Written request: Present every line in which the string "group" appears.

Supplied information:

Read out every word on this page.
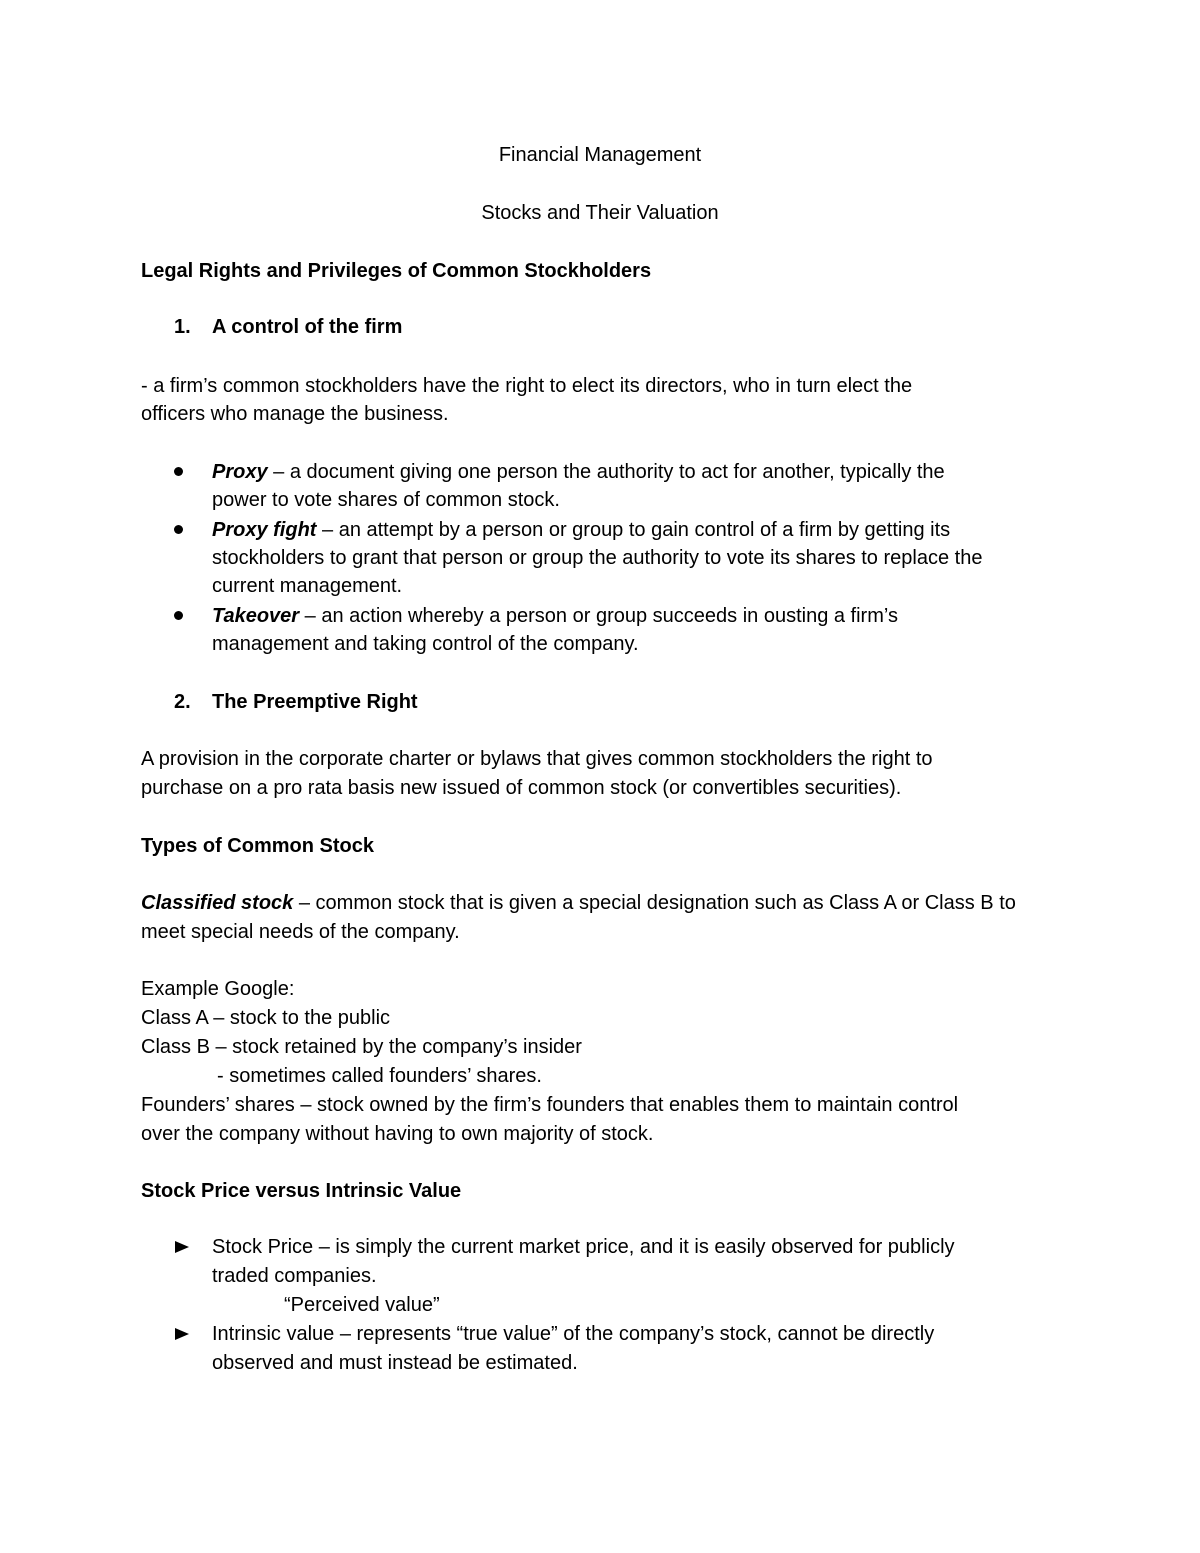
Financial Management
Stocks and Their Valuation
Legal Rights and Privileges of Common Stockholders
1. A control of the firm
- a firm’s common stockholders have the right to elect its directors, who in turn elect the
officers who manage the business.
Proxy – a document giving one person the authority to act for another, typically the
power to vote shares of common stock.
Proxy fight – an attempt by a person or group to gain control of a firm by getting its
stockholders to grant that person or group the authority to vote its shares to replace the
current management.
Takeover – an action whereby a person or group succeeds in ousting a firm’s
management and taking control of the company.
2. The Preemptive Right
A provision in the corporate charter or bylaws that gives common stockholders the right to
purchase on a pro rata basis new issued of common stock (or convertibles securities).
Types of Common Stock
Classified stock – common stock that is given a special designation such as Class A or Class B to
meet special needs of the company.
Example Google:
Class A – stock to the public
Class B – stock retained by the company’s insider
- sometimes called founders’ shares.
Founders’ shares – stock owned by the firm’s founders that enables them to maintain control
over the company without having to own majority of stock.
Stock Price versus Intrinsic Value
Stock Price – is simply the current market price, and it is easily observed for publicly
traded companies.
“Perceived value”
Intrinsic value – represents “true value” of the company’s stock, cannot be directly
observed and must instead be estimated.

Exercise solution:
Proxy fight – an attempt by a person or group to gain control of a firm by getting its
stockholders to grant that person or group the authority to vote its shares to replace the
Takeover – an action whereby a person or group succeeds in ousting a firm’s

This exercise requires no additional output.